Required task —
Every record below should be transcribed exactly. Omit the images.

Supplied information —
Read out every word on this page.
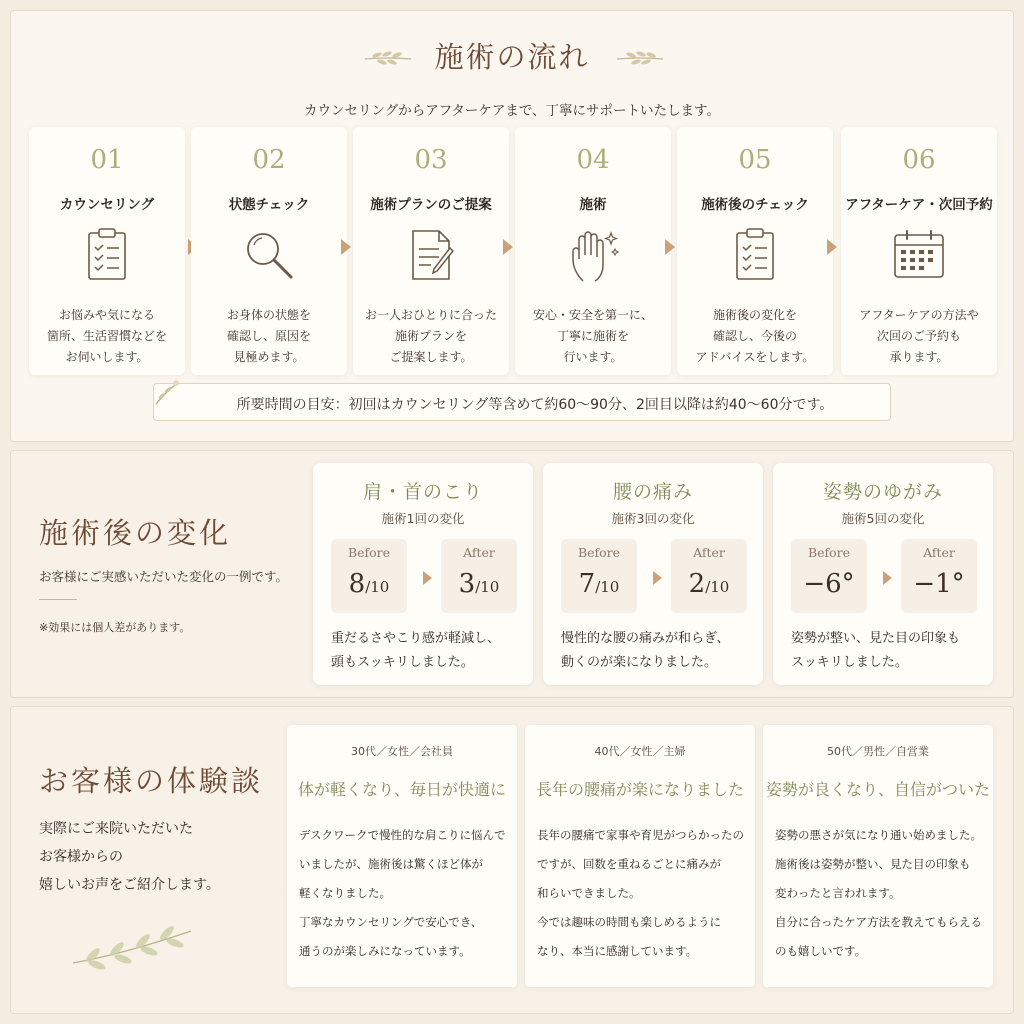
施術の流れ
カウンセリングからアフターケアまで、丁寧にサポートいたします。
01
カウンセリング
お悩みや気になる
箇所、生活習慣などを
お伺いします。
02
状態チェック
お身体の状態を
確認し、原因を
見極めます。
03
施術プランのご提案
お一人おひとりに合った
施術プランを
ご提案します。
04
施術
安心・安全を第一に、
丁寧に施術を
行います。
05
施術後のチェック
施術後の変化を
確認し、今後の
アドバイスをします。
06
アフターケア・次回予約
アフターケアの方法や
次回のご予約も
承ります。
所要時間の目安：初回はカウンセリング等含めて約60〜90分、2回目以降は約40〜60分です。
施術後の変化
お客様にご実感いただいた変化の一例です。
※効果には個人差があります。
肩・首のこり
施術1回の変化
Before
8/10
After
3/10
重だるさやこり感が軽減し、
頭もスッキリしました。
腰の痛み
施術3回の変化
Before
7/10
After
2/10
慢性的な腰の痛みが和らぎ、
動くのが楽になりました。
姿勢のゆがみ
施術5回の変化
Before
−6°
After
−1°
姿勢が整い、見た目の印象も
スッキリしました。
お客様の体験談
実際にご来院いただいた
お客様からの
嬉しいお声をご紹介します。
30代／女性／会社員
体が軽くなり、毎日が快適に
デスクワークで慢性的な肩こりに悩んで
いましたが、施術後は驚くほど体が
軽くなりました。
丁寧なカウンセリングで安心でき、
通うのが楽しみになっています。
40代／女性／主婦
長年の腰痛が楽になりました
長年の腰痛で家事や育児がつらかったの
ですが、回数を重ねるごとに痛みが
和らいできました。
今では趣味の時間も楽しめるように
なり、本当に感謝しています。
50代／男性／自営業
姿勢が良くなり、自信がついた
姿勢の悪さが気になり通い始めました。
施術後は姿勢が整い、見た目の印象も
変わったと言われます。
自分に合ったケア方法を教えてもらえる
のも嬉しいです。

Exercise response —
Read out every word on this page.
施術の流れ
カウンセリングからアフターケアまで、丁寧にサポートいたします。
01
カウンセリング
お悩みや気になる
箇所、生活習慣などを
お伺いします。
02
状態チェック
お身体の状態を
確認し、原因を
見極めます。
03
施術プランのご提案
お一人おひとりに合った
施術プランを
ご提案します。
04
施術
安心・安全を第一に、
丁寧に施術を
行います。
05
施術後のチェック
施術後の変化を
確認し、今後の
アドバイスをします。
06
アフターケア・次回予約
アフターケアの方法や
次回のご予約も
承ります。
所要時間の目安：初回はカウンセリング等含めて約60〜90分、2回目以降は約40〜60分です。
施術後の変化
お客様にご実感いただいた変化の一例です。
※効果には個人差があります。
肩・首のこり
施術1回の変化
Before
8/10
After
3/10
重だるさやこり感が軽減し、
頭もスッキリしました。
腰の痛み
施術3回の変化
Before
7/10
After
2/10
慢性的な腰の痛みが和らぎ、
動くのが楽になりました。
姿勢のゆがみ
施術5回の変化
Before
−6°
After
−1°
姿勢が整い、見た目の印象も
スッキリしました。
お客様の体験談
実際にご来院いただいた
お客様からの
嬉しいお声をご紹介します。
30代／女性／会社員
体が軽くなり、毎日が快適に
デスクワークで慢性的な肩こりに悩んで
いましたが、施術後は驚くほど体が
軽くなりました。
丁寧なカウンセリングで安心でき、
通うのが楽しみになっています。
40代／女性／主婦
長年の腰痛が楽になりました
長年の腰痛で家事や育児がつらかったの
ですが、回数を重ねるごとに痛みが
和らいできました。
今では趣味の時間も楽しめるように
なり、本当に感謝しています。
50代／男性／自営業
姿勢が良くなり、自信がついた
姿勢の悪さが気になり通い始めました。
施術後は姿勢が整い、見た目の印象も
変わったと言われます。
自分に合ったケア方法を教えてもらえる
のも嬉しいです。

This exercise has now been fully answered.